======== PROVIDED PASSAGE ========

I loaded all of you up, including the bucket of fun, and we gently schloshed our way down Highway 10, enjoying the sunset in the rear-view mirror.  I, feeling weary, noticed the clock telling me that it was too early for your Father to be home, and I didn’t want to deal with you end-of-day-people at home by myself.  But I didn’t say that. I merely decided to stall for time by suggesting we stop at the bridge “to watch the sun go down on the river.”  It was a lovely sunset and it could have been even lovelier without me shrewishly nagging you all to quit walking back and forth past the infrared-people-counter so you could watch the number dial click up instead of enjoying the sunset.  After 45 seconds of attempting a peaceful moment at vespers, back to the vehicle we trooped.

Successful entrance and egress from vehicles by large families should be a trophy sport.  Alas, there will be no trophies for us because Rose kicked the bucket.

She is still alive, of course.

The minnows, however, started dying quicker than Rose and Quinn could scoop them up, so for the fish it was a very real kind of bucket-kicking experience.

I asked you all the right questions.  Was the murky pond water contained to the rubber liners?  Did you find all the fish?  Did you get it cleaned up?  Do you need any help?  But like an overworked and underpaid case manager staring blankly out his gray and mauve tweed cubicle on a late TGIF afternoon, I didn’t follow through.

======== PROVIDED DATA ========

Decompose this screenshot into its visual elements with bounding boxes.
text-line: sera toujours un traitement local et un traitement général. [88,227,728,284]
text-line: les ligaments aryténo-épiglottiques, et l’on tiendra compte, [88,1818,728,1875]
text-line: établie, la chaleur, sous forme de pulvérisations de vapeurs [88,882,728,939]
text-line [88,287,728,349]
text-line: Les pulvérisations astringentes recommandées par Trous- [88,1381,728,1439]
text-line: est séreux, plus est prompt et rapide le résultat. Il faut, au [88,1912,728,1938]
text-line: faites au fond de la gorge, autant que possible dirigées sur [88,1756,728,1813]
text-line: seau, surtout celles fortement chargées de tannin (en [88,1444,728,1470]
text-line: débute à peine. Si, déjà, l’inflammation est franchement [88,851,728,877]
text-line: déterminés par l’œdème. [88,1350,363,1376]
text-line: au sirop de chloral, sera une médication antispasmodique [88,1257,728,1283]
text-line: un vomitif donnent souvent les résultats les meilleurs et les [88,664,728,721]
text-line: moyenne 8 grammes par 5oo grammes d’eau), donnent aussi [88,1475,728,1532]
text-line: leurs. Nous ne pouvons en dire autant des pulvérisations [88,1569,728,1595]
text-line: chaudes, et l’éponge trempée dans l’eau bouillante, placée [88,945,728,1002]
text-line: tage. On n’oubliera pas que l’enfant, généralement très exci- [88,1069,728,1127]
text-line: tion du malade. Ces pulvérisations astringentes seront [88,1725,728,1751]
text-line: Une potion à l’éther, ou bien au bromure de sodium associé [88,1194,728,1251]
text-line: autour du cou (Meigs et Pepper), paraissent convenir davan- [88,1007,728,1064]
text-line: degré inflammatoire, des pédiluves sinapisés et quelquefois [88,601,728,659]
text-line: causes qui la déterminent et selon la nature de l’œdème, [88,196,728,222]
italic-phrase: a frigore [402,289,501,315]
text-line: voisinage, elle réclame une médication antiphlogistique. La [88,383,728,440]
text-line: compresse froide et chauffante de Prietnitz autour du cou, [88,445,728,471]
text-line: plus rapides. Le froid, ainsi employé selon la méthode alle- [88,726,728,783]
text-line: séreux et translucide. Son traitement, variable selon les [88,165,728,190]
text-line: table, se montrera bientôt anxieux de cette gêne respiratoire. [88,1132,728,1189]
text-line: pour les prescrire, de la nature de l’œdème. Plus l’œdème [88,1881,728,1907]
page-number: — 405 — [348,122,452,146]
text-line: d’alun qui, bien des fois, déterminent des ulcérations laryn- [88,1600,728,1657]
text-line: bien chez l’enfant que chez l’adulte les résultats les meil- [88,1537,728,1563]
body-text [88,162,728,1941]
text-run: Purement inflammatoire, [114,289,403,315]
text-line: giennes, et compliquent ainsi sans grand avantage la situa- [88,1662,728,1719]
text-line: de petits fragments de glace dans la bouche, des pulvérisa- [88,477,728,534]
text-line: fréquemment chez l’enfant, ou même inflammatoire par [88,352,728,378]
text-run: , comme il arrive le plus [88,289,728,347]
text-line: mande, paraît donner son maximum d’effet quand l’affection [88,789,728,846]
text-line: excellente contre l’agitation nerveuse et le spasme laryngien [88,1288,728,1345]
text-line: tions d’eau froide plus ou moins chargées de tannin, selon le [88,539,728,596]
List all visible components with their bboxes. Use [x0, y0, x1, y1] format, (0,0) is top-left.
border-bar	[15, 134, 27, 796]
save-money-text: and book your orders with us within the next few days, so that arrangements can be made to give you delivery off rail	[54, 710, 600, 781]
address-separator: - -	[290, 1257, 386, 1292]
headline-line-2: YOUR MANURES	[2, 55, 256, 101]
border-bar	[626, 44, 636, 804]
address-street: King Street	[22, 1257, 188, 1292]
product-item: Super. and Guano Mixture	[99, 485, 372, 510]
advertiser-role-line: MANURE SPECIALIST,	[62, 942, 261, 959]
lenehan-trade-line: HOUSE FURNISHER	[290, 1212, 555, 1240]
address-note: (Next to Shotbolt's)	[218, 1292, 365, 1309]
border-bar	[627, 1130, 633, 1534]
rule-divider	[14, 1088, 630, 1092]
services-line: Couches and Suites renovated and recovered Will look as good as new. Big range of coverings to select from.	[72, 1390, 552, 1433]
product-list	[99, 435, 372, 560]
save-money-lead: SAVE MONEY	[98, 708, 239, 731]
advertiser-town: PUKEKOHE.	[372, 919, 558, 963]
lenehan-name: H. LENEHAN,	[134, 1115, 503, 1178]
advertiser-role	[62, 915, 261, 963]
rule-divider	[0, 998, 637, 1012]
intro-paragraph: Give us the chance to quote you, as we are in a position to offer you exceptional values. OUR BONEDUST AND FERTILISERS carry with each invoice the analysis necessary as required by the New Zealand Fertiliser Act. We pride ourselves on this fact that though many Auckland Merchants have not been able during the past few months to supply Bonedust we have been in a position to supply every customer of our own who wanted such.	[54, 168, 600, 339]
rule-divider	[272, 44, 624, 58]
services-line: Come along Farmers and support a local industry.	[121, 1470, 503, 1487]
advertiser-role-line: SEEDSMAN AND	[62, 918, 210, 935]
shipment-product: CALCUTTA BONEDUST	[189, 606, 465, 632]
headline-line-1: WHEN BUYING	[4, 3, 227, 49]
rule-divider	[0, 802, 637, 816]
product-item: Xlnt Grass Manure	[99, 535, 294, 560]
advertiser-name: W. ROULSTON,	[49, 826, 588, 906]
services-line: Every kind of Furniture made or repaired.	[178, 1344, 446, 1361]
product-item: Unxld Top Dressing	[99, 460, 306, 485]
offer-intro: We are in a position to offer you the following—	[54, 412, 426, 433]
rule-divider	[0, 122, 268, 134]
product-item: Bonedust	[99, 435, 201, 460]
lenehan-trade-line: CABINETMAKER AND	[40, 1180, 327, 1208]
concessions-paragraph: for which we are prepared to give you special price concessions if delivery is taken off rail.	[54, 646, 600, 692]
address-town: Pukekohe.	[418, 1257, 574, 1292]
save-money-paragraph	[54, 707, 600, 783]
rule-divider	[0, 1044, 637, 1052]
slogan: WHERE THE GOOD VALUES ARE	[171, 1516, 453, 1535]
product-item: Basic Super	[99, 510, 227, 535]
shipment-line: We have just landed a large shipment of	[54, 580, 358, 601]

========

• WRITTEN TASKS
(a) Reproduce the part of the family outing story starting with "The minnows, however, started" and going on through "of bucket-kicking experience.".
(b) Carry on the family outing story from the point where it stops.
The material has no connection to the family outing story.

• RESPONSES BY TASK
(a)
The minnows, however, started dying quicker than Rose and Quinn could scoop them up, so for the fish it was a very real kind of bucket-kicking experience.

(b)
On the third day, after striding past a protesting Martha who cried that there would surely be a stench, I opened the door to my vehicle, my vehicle which had become a tomb, owing to the tragedy that some of the fish had been…..left over.

To your credit, dear children, you did bravely clean up when asked.  I myself felt more like fleeing, but courageously you donned overly big blue latex gloves and plucked the carcasses of five moldering fish things from the auto carpet.  You “wanted to retch,” you said.  I was trying to feel your pain, but secretly I was proud over your excellent use of vocabulary.  I gave you a box of baking soda to sprinkle, to thus soak up the spectacular smell.  I turned to go water my flowers in the clean spring air and behind my back you decided that the thing that baking soda needs most in the world is not time to soak up offensive odors, but rather vinegar spray.


I love you all, my young wolves.  We’re just going to have quick and easy leftovers today because we have an entire vehicle to clean.  And that’s why we’re having leftovers.

The End.



It’s Not My Kitchen


I came downstairs before 8:00 and found my thirteen year old busy at the stove.  She’s not known around these parts as a morning person, but today the sun came up and she decided to make homemade coffee cake and scrambled eggs with cheddar and ham.  It was a tasty meal; served up, of course, with a side of bitter animosity barked at annoying younger siblings and some unnecessary shoving over plate placement, but the surprise was sweet so I thanked her for a lovely effort.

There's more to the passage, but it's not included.